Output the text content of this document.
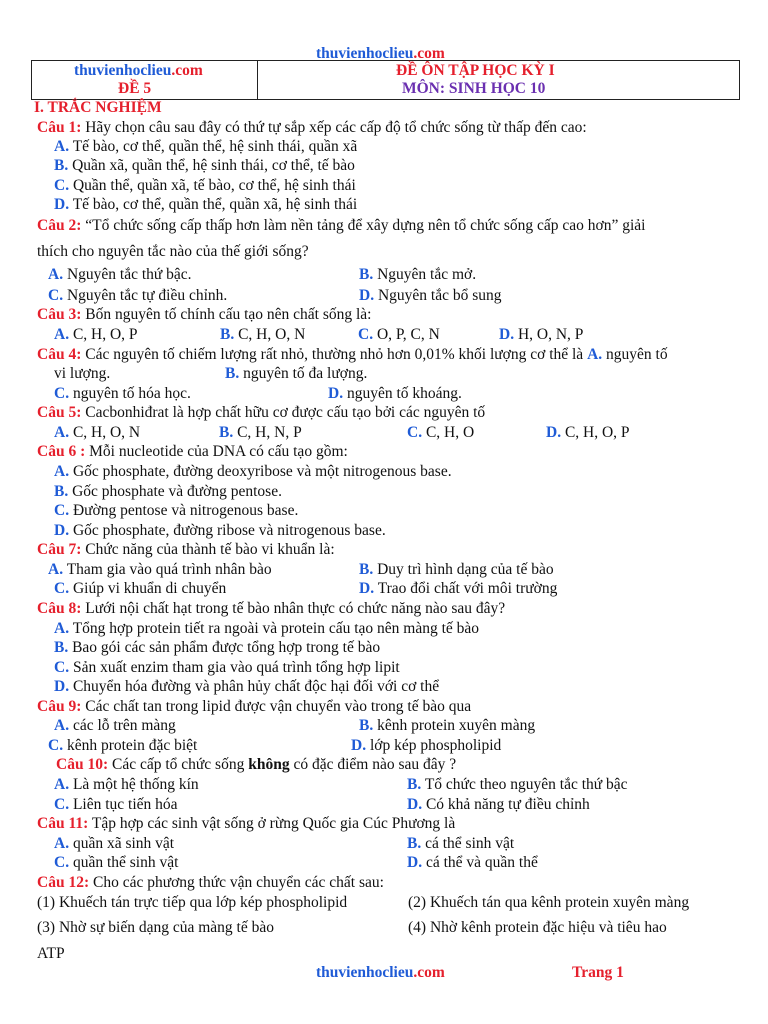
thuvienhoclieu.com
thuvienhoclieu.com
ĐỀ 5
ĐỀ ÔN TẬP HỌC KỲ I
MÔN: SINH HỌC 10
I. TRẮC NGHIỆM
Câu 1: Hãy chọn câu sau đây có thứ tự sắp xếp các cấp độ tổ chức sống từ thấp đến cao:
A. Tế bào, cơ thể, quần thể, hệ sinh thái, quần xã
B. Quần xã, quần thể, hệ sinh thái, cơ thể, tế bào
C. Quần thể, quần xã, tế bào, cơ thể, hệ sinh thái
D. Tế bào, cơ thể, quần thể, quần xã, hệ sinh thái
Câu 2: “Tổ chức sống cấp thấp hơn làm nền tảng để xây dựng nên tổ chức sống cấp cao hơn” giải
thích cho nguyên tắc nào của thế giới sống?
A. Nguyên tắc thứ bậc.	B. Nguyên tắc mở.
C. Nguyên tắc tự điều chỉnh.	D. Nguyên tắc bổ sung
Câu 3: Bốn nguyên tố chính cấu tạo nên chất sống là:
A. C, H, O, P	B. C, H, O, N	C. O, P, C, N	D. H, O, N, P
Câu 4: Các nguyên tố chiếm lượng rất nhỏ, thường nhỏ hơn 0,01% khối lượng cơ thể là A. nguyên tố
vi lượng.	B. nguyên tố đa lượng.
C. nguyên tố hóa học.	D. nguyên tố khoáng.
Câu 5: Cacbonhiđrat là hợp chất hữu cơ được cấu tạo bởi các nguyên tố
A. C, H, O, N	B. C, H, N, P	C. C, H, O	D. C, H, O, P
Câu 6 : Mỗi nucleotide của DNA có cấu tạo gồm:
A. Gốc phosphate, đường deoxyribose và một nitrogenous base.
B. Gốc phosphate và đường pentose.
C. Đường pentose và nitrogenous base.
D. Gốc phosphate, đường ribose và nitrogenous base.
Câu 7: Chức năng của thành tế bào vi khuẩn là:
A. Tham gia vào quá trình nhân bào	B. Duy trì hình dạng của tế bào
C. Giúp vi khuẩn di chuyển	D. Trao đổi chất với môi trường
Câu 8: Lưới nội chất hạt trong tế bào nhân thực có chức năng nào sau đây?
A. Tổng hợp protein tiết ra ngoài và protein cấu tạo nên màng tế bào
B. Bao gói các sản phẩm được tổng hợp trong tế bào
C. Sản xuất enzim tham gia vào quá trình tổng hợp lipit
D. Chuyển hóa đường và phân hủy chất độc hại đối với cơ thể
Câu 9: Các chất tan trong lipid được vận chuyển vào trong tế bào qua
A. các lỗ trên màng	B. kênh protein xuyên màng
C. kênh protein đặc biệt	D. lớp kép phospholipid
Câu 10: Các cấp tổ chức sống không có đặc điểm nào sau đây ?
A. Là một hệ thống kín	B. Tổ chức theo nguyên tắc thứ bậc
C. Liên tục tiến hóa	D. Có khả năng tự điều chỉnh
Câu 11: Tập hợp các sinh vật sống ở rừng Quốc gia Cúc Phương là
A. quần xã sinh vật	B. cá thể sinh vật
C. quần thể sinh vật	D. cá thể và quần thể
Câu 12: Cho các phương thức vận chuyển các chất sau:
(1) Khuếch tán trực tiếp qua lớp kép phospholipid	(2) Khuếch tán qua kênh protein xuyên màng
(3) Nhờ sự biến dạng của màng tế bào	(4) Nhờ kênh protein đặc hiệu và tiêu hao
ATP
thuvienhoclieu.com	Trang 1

--

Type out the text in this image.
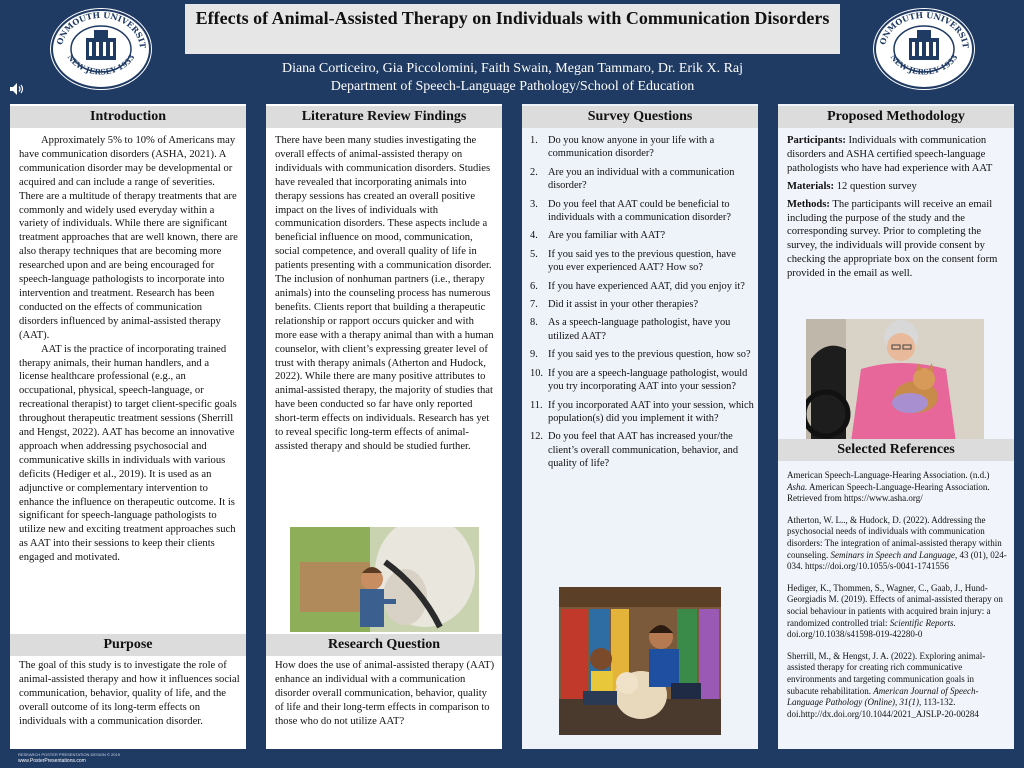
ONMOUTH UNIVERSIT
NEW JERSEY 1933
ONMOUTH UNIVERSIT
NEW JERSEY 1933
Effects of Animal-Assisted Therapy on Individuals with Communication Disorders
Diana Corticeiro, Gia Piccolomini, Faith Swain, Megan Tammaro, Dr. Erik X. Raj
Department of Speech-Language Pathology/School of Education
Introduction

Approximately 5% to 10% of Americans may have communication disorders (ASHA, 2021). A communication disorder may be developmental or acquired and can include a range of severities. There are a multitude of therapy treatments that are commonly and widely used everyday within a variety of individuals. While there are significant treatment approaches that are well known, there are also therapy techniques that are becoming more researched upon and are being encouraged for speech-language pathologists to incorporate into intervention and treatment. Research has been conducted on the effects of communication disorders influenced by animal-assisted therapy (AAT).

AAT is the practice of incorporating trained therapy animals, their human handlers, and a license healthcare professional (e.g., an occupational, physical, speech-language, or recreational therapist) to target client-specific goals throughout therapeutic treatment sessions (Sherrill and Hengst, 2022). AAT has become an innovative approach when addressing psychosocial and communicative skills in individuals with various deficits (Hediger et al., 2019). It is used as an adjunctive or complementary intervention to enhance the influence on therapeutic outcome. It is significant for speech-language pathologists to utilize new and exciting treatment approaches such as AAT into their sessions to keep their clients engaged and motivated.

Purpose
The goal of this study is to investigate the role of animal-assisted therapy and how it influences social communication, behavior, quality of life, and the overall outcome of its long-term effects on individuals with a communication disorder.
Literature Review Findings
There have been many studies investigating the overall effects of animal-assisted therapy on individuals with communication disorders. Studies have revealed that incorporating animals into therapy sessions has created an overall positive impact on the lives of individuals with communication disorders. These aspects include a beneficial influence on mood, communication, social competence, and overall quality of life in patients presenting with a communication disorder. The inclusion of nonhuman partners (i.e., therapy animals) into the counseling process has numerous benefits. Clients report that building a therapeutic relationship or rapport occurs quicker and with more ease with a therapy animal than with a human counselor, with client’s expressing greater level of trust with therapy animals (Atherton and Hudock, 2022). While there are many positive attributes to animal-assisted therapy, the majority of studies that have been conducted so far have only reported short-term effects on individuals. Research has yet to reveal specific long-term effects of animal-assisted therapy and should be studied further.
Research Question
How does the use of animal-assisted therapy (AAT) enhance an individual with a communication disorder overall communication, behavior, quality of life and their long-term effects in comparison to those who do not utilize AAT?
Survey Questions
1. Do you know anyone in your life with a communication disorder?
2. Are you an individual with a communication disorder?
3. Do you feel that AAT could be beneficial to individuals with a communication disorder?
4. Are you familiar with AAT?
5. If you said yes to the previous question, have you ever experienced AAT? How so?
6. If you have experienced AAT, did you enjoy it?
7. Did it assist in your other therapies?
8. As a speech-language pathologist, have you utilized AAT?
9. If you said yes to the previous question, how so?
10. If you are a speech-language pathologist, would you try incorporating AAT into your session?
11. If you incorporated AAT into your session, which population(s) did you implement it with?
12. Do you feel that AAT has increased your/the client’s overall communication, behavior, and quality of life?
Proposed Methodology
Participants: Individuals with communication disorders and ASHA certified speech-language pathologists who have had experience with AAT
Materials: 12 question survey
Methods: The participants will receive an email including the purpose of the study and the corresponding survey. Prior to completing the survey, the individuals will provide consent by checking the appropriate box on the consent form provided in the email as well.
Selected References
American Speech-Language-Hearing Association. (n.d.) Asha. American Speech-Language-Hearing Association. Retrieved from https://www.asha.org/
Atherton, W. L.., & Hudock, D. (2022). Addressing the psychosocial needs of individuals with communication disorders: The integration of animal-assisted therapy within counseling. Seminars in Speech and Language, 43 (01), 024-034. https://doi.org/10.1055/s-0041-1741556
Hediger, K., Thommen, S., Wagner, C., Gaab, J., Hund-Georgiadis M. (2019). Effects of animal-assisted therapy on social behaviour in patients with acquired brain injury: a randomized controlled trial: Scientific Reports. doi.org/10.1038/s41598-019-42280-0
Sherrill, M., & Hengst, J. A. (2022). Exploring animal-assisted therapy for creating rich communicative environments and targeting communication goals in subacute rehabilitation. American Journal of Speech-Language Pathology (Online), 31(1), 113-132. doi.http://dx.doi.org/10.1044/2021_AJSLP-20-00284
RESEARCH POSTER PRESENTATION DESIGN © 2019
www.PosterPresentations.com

--

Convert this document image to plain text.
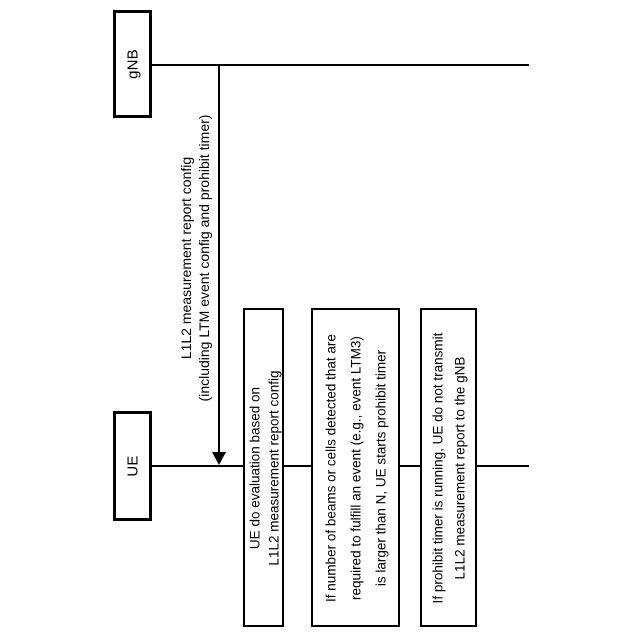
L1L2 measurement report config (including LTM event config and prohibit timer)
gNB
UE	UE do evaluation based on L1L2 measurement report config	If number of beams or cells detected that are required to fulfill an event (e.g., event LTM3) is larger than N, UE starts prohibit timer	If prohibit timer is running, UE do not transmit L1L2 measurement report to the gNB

What is expected: A copy of each line in the data above that holds the string "measurement" is needed.

Exercise result:
L1L2 measurement report config (including LTM event config and prohibit timer)
UE	UE do evaluation based on L1L2 measurement report config	If number of beams or cells detected that are required to fulfill an event (e.g., event LTM3) is larger than N, UE starts prohibit timer	If prohibit timer is running, UE do not transmit L1L2 measurement report to the gNB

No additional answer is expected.